DIRECTION
Here are some records; quote them exactly, leaving out the pictures.

:: STORED DATA ::

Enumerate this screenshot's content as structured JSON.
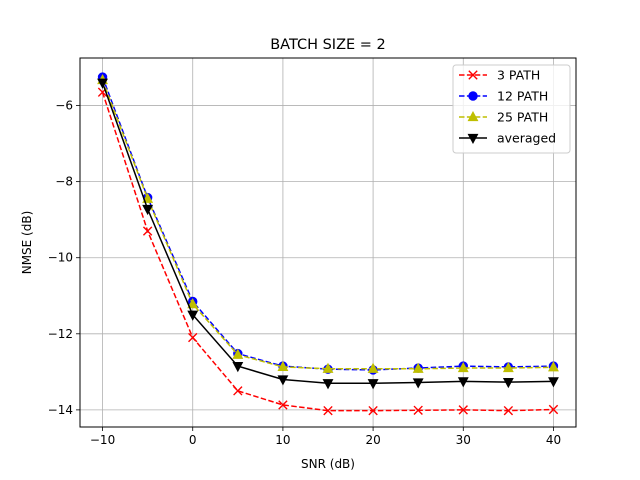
{
  "chart_data": {
    "type": "line",
    "title": "BATCH SIZE = 2",
    "xlabel": "SNR (dB)",
    "ylabel": "NMSE (dB)",
    "xlim": [
      -12.5,
      42.5
    ],
    "ylim": [
      -14.45,
      -4.75
    ],
    "xticks": [
      -10,
      0,
      10,
      20,
      30,
      40
    ],
    "xtick_labels": [
      "−10",
      "0",
      "10",
      "20",
      "30",
      "40"
    ],
    "yticks": [
      -14,
      -12,
      -10,
      -8,
      -6
    ],
    "ytick_labels": [
      "−14",
      "−12",
      "−10",
      "−8",
      "−6"
    ],
    "grid": true,
    "legend_position": "top-right",
    "x": [
      -10,
      -5,
      0,
      5,
      10,
      15,
      20,
      25,
      30,
      35,
      40
    ],
    "series": [
      {
        "name": "3 PATH",
        "color": "#ff0000",
        "dash": "dashed",
        "marker": "x",
        "values": [
          -5.65,
          -9.3,
          -12.1,
          -13.5,
          -13.87,
          -14.02,
          -14.02,
          -14.01,
          -14.0,
          -14.02,
          -13.99
        ]
      },
      {
        "name": "12 PATH",
        "color": "#0000ff",
        "dash": "dashed",
        "marker": "circle",
        "values": [
          -5.25,
          -8.42,
          -11.15,
          -12.52,
          -12.85,
          -12.93,
          -12.95,
          -12.9,
          -12.85,
          -12.87,
          -12.85
        ]
      },
      {
        "name": "25 PATH",
        "color": "#bfbf00",
        "dash": "dashed",
        "marker": "triangle-up",
        "values": [
          -5.33,
          -8.45,
          -11.22,
          -12.55,
          -12.87,
          -12.92,
          -12.92,
          -12.92,
          -12.9,
          -12.9,
          -12.88
        ]
      },
      {
        "name": "averaged",
        "color": "#000000",
        "dash": "solid",
        "marker": "triangle-down",
        "values": [
          -5.4,
          -8.72,
          -11.5,
          -12.85,
          -13.2,
          -13.3,
          -13.3,
          -13.28,
          -13.25,
          -13.27,
          -13.25
        ]
      }
    ]
  }
}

:::

WRITTEN ANSWER
Enumerate this screenshot's content as structured JSON.
{
  "chart_data": {
    "type": "line",
    "title": "BATCH SIZE = 2",
    "xlabel": "SNR (dB)",
    "ylabel": "NMSE (dB)",
    "xlim": [
      -12.5,
      42.5
    ],
    "ylim": [
      -14.45,
      -4.75
    ],
    "xticks": [
      -10,
      0,
      10,
      20,
      30,
      40
    ],
    "xtick_labels": [
      "−10",
      "0",
      "10",
      "20",
      "30",
      "40"
    ],
    "yticks": [
      -14,
      -12,
      -10,
      -8,
      -6
    ],
    "ytick_labels": [
      "−14",
      "−12",
      "−10",
      "−8",
      "−6"
    ],
    "grid": true,
    "legend_position": "top-right",
    "x": [
      -10,
      -5,
      0,
      5,
      10,
      15,
      20,
      25,
      30,
      35,
      40
    ],
    "series": [
      {
        "name": "3 PATH",
        "color": "#ff0000",
        "dash": "dashed",
        "marker": "x",
        "values": [
          -5.65,
          -9.3,
          -12.1,
          -13.5,
          -13.87,
          -14.02,
          -14.02,
          -14.01,
          -14.0,
          -14.02,
          -13.99
        ]
      },
      {
        "name": "12 PATH",
        "color": "#0000ff",
        "dash": "dashed",
        "marker": "circle",
        "values": [
          -5.25,
          -8.42,
          -11.15,
          -12.52,
          -12.85,
          -12.93,
          -12.95,
          -12.9,
          -12.85,
          -12.87,
          -12.85
        ]
      },
      {
        "name": "25 PATH",
        "color": "#bfbf00",
        "dash": "dashed",
        "marker": "triangle-up",
        "values": [
          -5.33,
          -8.45,
          -11.22,
          -12.55,
          -12.87,
          -12.92,
          -12.92,
          -12.92,
          -12.9,
          -12.9,
          -12.88
        ]
      },
      {
        "name": "averaged",
        "color": "#000000",
        "dash": "solid",
        "marker": "triangle-down",
        "values": [
          -5.4,
          -8.72,
          -11.5,
          -12.85,
          -13.2,
          -13.3,
          -13.3,
          -13.28,
          -13.25,
          -13.27,
          -13.25
        ]
      }
    ]
  }
}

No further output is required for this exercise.